*EXERCISE DESCRIPTION*: Which lines contain the word "that"? Return each of them as written.

Extracted records:
'''

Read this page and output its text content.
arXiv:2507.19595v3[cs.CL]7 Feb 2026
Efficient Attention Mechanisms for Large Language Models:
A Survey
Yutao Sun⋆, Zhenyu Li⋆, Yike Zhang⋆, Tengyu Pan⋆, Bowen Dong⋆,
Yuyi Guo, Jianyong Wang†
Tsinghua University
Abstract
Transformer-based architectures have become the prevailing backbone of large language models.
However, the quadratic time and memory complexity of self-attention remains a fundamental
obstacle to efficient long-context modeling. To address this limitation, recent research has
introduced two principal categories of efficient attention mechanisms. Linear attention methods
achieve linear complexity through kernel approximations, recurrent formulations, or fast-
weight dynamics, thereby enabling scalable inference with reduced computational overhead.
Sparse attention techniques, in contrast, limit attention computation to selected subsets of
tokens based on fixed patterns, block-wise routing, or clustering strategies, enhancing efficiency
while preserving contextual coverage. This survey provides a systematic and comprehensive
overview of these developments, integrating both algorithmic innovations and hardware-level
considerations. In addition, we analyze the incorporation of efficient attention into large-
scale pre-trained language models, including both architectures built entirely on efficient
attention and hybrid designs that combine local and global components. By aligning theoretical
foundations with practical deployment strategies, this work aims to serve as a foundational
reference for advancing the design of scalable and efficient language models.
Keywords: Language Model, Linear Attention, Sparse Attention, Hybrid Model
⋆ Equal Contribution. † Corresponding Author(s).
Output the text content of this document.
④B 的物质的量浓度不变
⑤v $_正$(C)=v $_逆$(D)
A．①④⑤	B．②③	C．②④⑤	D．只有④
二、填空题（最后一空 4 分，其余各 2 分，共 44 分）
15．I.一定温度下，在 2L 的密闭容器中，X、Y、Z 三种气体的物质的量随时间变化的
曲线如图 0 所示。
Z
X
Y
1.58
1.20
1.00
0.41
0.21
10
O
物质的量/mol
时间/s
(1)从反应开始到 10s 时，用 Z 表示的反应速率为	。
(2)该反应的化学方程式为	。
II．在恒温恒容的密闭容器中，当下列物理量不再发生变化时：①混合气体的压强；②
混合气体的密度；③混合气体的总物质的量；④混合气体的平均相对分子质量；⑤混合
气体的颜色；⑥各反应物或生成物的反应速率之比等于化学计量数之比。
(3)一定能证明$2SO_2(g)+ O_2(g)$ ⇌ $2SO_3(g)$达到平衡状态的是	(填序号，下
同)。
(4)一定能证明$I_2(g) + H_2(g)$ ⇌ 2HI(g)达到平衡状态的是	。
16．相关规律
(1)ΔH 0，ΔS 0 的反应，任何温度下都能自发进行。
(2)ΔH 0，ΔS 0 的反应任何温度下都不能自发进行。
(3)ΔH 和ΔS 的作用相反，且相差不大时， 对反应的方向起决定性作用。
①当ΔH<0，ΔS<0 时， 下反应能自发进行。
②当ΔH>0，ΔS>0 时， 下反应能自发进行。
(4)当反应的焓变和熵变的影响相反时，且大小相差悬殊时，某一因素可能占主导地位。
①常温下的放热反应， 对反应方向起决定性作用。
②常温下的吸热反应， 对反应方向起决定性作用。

'''
'''

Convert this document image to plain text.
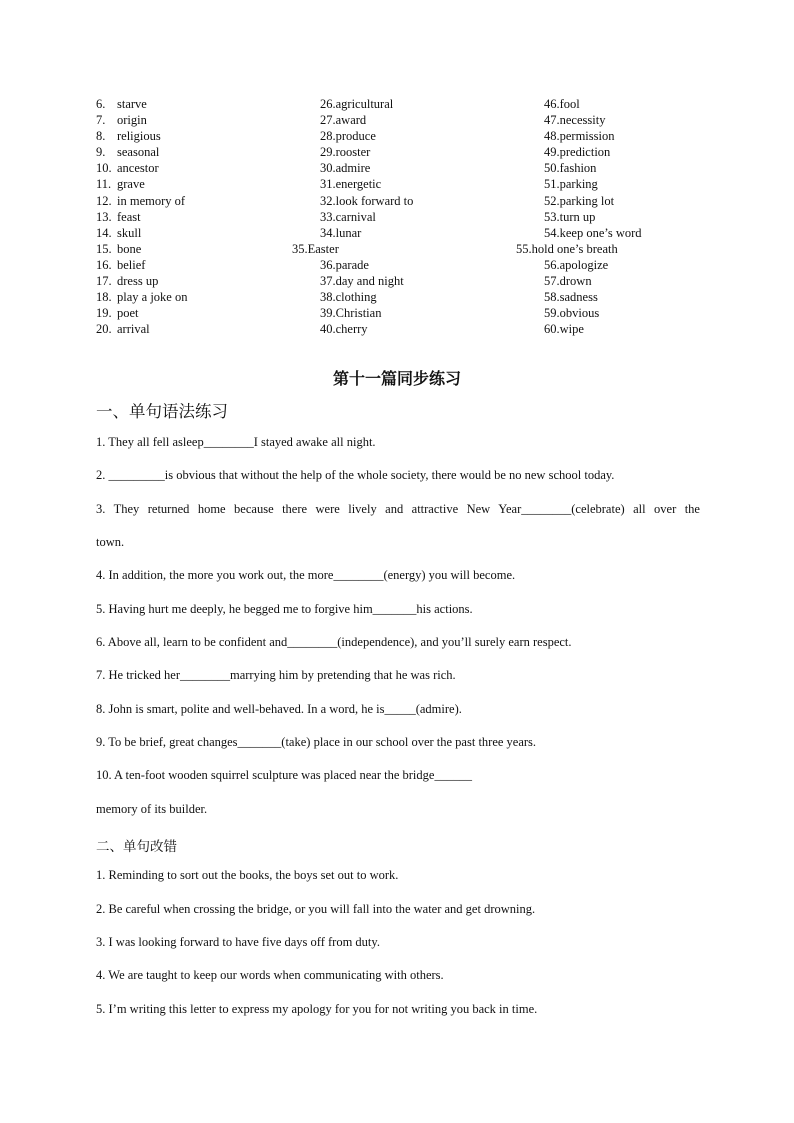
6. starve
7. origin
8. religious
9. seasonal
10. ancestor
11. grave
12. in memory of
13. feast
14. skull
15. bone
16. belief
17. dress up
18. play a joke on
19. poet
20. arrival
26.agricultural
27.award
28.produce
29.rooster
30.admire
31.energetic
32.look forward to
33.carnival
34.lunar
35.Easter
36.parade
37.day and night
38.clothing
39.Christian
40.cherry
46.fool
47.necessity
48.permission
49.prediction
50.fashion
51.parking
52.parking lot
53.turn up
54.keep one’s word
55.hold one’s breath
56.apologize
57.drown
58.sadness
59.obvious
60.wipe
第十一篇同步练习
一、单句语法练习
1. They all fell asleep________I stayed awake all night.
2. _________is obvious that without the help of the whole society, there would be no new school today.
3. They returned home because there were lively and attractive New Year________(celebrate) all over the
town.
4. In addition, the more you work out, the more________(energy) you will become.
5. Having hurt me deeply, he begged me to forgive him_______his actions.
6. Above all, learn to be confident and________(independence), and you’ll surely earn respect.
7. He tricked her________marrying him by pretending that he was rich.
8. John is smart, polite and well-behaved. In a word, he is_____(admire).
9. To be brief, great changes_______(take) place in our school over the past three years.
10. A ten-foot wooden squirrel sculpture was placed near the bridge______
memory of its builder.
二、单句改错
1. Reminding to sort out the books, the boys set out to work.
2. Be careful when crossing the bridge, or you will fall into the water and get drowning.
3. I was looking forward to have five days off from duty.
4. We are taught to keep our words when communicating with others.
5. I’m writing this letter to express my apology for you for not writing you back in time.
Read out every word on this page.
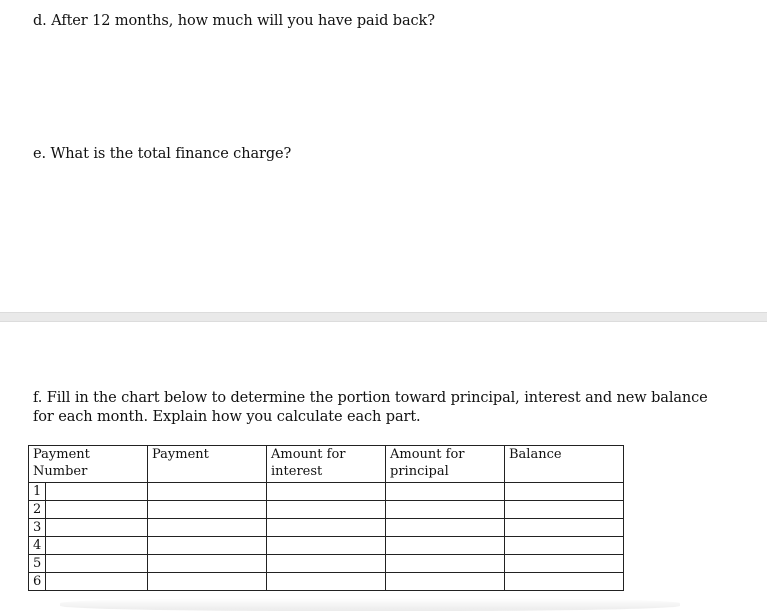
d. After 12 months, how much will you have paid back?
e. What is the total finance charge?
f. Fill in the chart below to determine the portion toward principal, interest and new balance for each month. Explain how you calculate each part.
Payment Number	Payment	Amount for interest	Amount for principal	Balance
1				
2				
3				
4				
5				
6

'''
'''

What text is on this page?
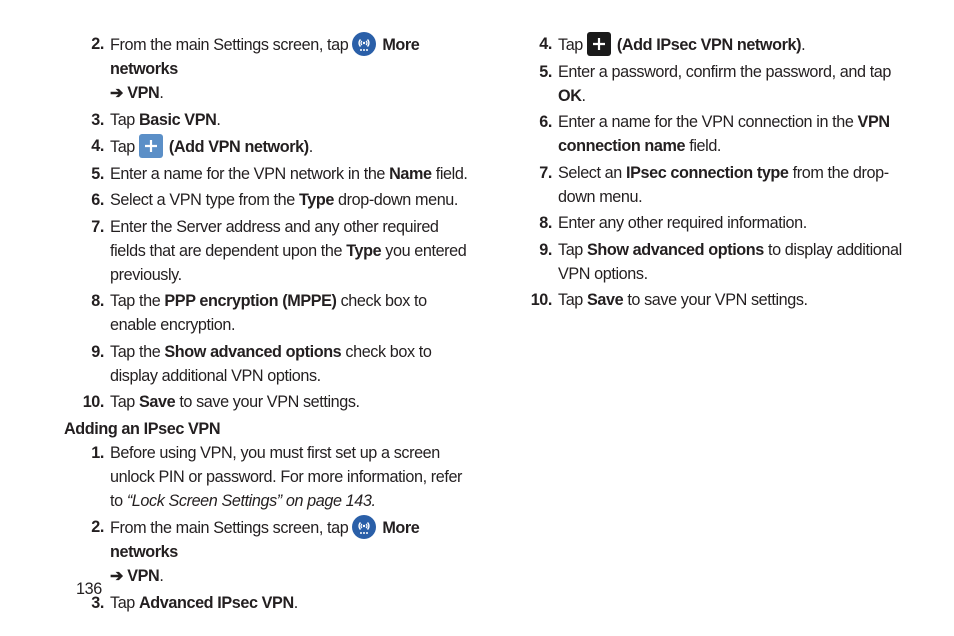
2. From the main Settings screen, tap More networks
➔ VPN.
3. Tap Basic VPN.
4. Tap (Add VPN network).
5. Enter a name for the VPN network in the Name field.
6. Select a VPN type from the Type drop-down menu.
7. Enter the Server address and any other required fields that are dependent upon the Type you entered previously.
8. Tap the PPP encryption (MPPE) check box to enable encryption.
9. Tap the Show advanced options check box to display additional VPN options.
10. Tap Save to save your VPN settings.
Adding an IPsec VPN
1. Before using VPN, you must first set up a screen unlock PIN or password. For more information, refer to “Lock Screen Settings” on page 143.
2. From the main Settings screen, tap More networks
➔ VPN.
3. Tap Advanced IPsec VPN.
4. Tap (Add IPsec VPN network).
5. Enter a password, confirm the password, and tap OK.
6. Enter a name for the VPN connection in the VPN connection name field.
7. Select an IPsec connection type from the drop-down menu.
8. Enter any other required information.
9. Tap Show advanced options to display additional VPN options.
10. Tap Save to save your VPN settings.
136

'''

*ANSWER TO THE EXERCISE*:
attention and hybrid designs that combine local and global components. By aligning theoretical
2. _________is obvious that without the help of the whole society, there would be no new school today.
7. He tricked her________marrying him by pretending that he was rich.
7. Enter the Server address and any other required fields that are dependent upon the Type you entered previously.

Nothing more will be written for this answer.